Description of the task:
Extract each line holding the word "true" from the entries.
-- Material supplied start --
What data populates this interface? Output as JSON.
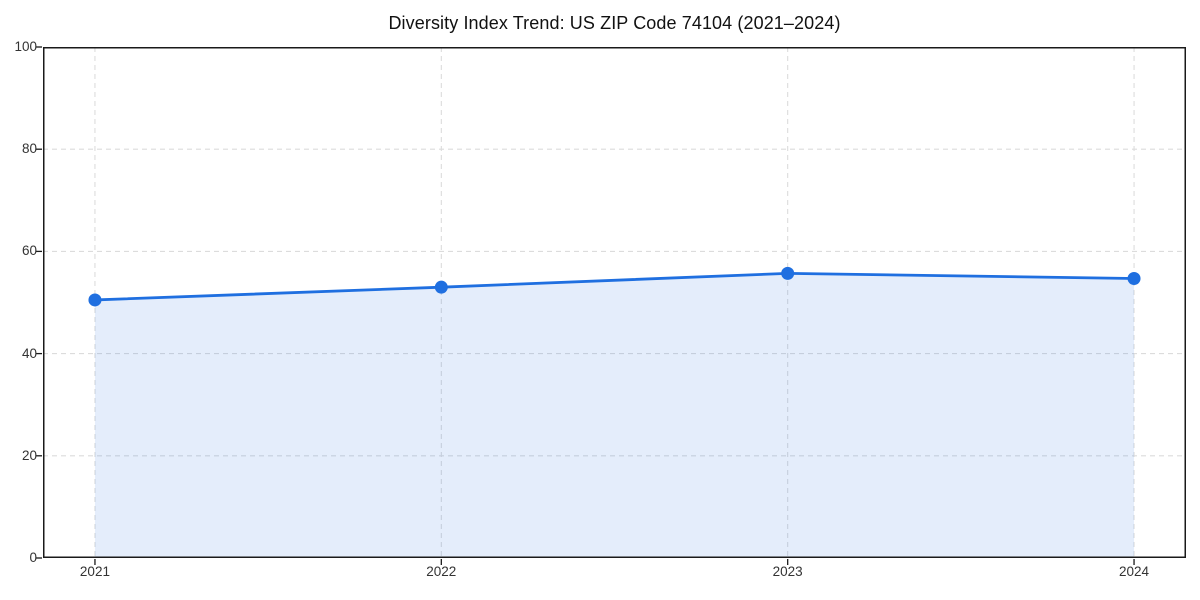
{
  "chart_data": {
    "type": "line",
    "title": "Diversity Index Trend: US ZIP Code 74104 (2021–2024)",
    "x": [
      2021,
      2022,
      2023,
      2024
    ],
    "series": [
      {
        "name": "Diversity Index",
        "values": [
          50.5,
          53.0,
          55.7,
          54.7
        ]
      }
    ],
    "xlabel": "",
    "ylabel": "",
    "xlim": [
      2020.85,
      2024.15
    ],
    "ylim": [
      0,
      100
    ],
    "xticks": [
      2021,
      2022,
      2023,
      2024
    ],
    "yticks": [
      0,
      20,
      40,
      60,
      80,
      100
    ],
    "grid": true,
    "grid_style": "dashed",
    "legend_position": "none",
    "marker": "circle",
    "area_fill": true
  },
  "style": {
    "line_color": "#1f6fe0",
    "marker_color": "#1f6fe0",
    "fill_color": "rgba(31, 111, 224, 0.12)",
    "grid_color": "#dcdcdc",
    "spine_color": "#1a1a1a",
    "tick_color": "#1a1a1a",
    "tick_label_color": "#333333",
    "title_color": "#111111",
    "background_color": "#ffffff"
  }
}
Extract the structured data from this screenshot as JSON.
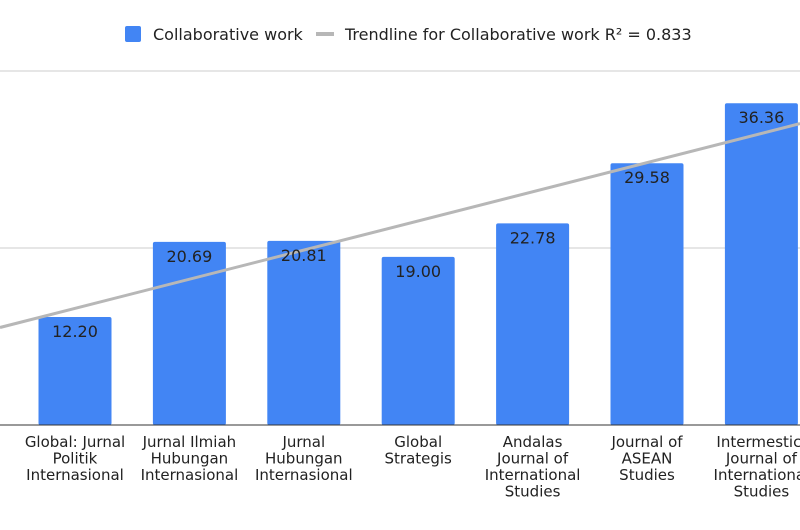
{
  "chart_data": {
    "type": "bar",
    "categories": [
      [
        "Global: Jurnal",
        "Politik",
        "Internasional"
      ],
      [
        "Jurnal Ilmiah",
        "Hubungan",
        "Internasional"
      ],
      [
        "Jurnal",
        "Hubungan",
        "Internasional"
      ],
      [
        "Global",
        "Strategis"
      ],
      [
        "Andalas",
        "Journal of",
        "International",
        "Studies"
      ],
      [
        "Journal of",
        "ASEAN",
        "Studies"
      ],
      [
        "Intermestic:",
        "Journal of",
        "International",
        "Studies"
      ]
    ],
    "series": [
      {
        "name": "Collaborative work",
        "values": [
          12.2,
          20.69,
          20.81,
          19.0,
          22.78,
          29.58,
          36.36
        ],
        "labels": [
          "12.20",
          "20.69",
          "20.81",
          "19.00",
          "22.78",
          "29.58",
          "36.36"
        ]
      }
    ],
    "trendline": {
      "name": "Trendline for Collaborative work R² = 0.833",
      "r_squared": 0.833
    },
    "ylim": [
      0,
      40
    ],
    "grid": true,
    "legend": "top-center",
    "colors": {
      "bar": "#4285f4",
      "trendline": "#b7b7b7",
      "grid": "#cccccc"
    }
  }
}
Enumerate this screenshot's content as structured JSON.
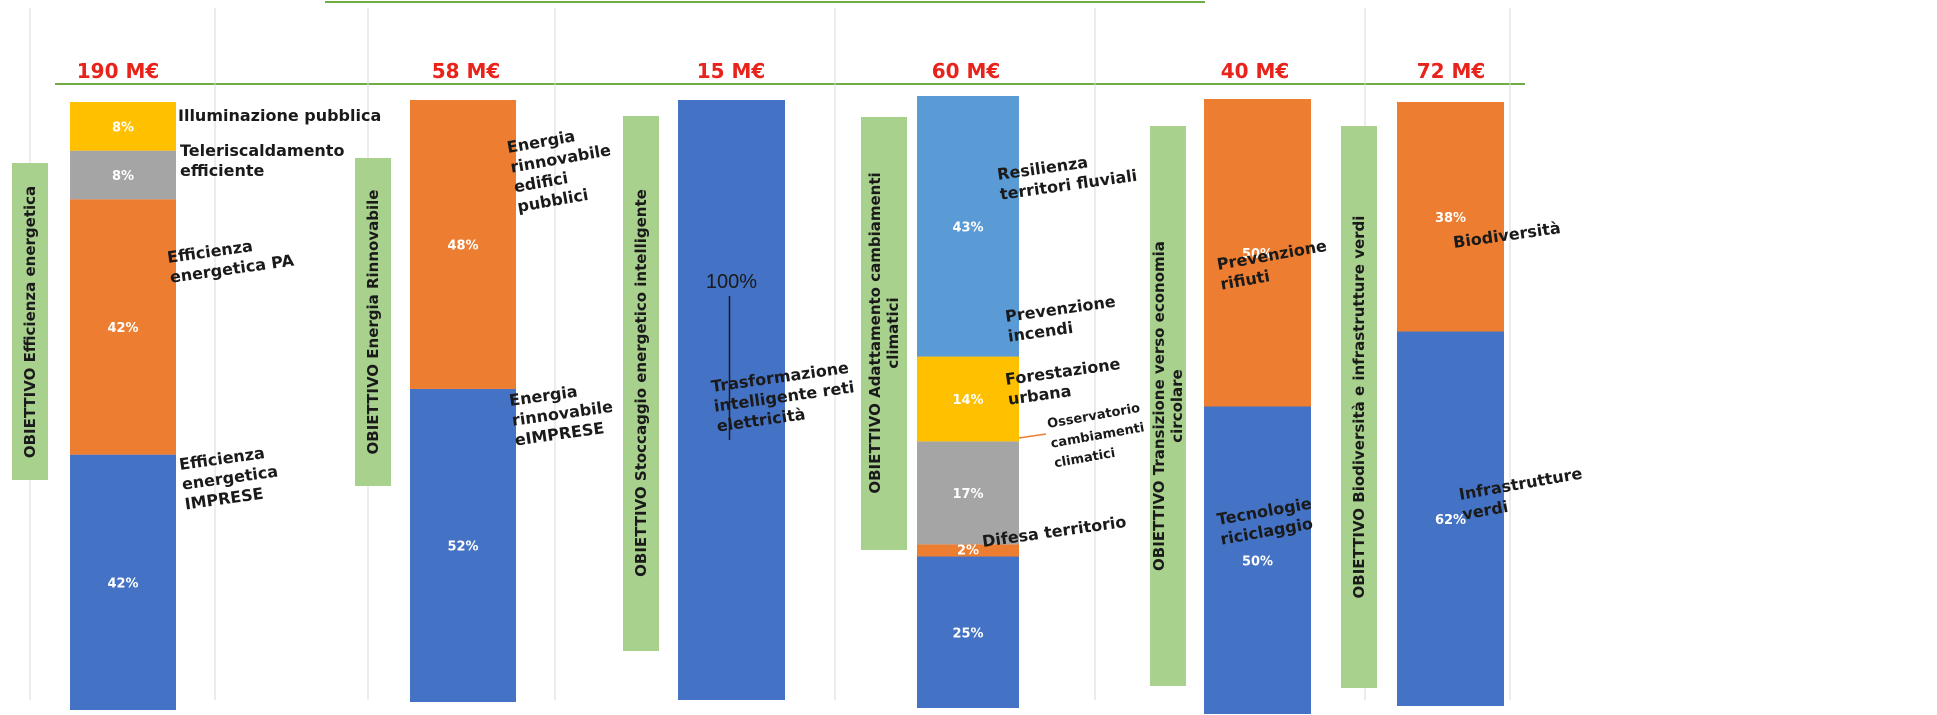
{
  "colors": {
    "blue": "#4472c4",
    "orange": "#ed7d31",
    "yellow": "#ffc000",
    "gray": "#a5a5a5",
    "lightblue": "#5b9bd5",
    "green_box": "#a9d18e",
    "total_red": "#e8231b",
    "line_green": "#70ad47"
  },
  "chart_data": {
    "type": "bar",
    "stacked": true,
    "normalized": true,
    "bars": [
      {
        "objective": "OBIETTIVO Efficienza energetica",
        "total": "190 M€",
        "segments": [
          {
            "value": 42,
            "pct_label": "42%",
            "label": "Efficienza energetica IMPRESE",
            "color": "blue"
          },
          {
            "value": 42,
            "pct_label": "42%",
            "label": "Efficienza energetica PA",
            "color": "orange"
          },
          {
            "value": 8,
            "pct_label": "8%",
            "label": "Teleriscaldamento efficiente",
            "color": "gray"
          },
          {
            "value": 8,
            "pct_label": "8%",
            "label": "Illuminazione pubblica",
            "color": "yellow"
          }
        ]
      },
      {
        "objective": "OBIETTIVO Energia Rinnovabile",
        "total": "58 M€",
        "segments": [
          {
            "value": 52,
            "pct_label": "52%",
            "label": "Energia rinnovabile eIMPRESE",
            "color": "blue"
          },
          {
            "value": 48,
            "pct_label": "48%",
            "label": "Energia rinnovabile edifici pubblici",
            "color": "orange"
          }
        ]
      },
      {
        "objective": "OBIETTIVO Stoccaggio energetico intelligente",
        "total": "15 M€",
        "segments": [
          {
            "value": 100,
            "pct_label": "100%",
            "label": "Trasformazione intelligente reti elettricità",
            "color": "blue"
          }
        ]
      },
      {
        "objective": "OBIETTIVO Adattamento cambiamenti climatici",
        "total": "60 M€",
        "segments": [
          {
            "value": 25,
            "pct_label": "25%",
            "label": "Difesa territorio",
            "color": "blue"
          },
          {
            "value": 2,
            "pct_label": "2%",
            "label": "Osservatorio cambiamenti climatici",
            "color": "orange"
          },
          {
            "value": 17,
            "pct_label": "17%",
            "label": "Forestazione urbana",
            "color": "gray"
          },
          {
            "value": 14,
            "pct_label": "14%",
            "label": "Prevenzione incendi",
            "color": "yellow"
          },
          {
            "value": 43,
            "pct_label": "43%",
            "label": "Resilienza territori fluviali",
            "color": "lightblue"
          }
        ]
      },
      {
        "objective": "OBIETTIVO Transizione verso economia circolare",
        "total": "40 M€",
        "segments": [
          {
            "value": 50,
            "pct_label": "50%",
            "label": "Tecnologie riciclaggio",
            "color": "blue"
          },
          {
            "value": 50,
            "pct_label": "50%",
            "label": "Prevenzione rifiuti",
            "color": "orange"
          }
        ]
      },
      {
        "objective": "OBIETTIVO Biodiversità e infrastrutture verdi",
        "total": "72 M€",
        "segments": [
          {
            "value": 62,
            "pct_label": "62%",
            "label": "Infrastrutture verdi",
            "color": "blue"
          },
          {
            "value": 38,
            "pct_label": "38%",
            "label": "Biodiversità",
            "color": "orange"
          }
        ]
      }
    ]
  }
}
-- Material supplied end --
Task output:
    "grid": true,
    "area_fill": true
    "grid": true,
    "stacked": true,
    "normalized": true,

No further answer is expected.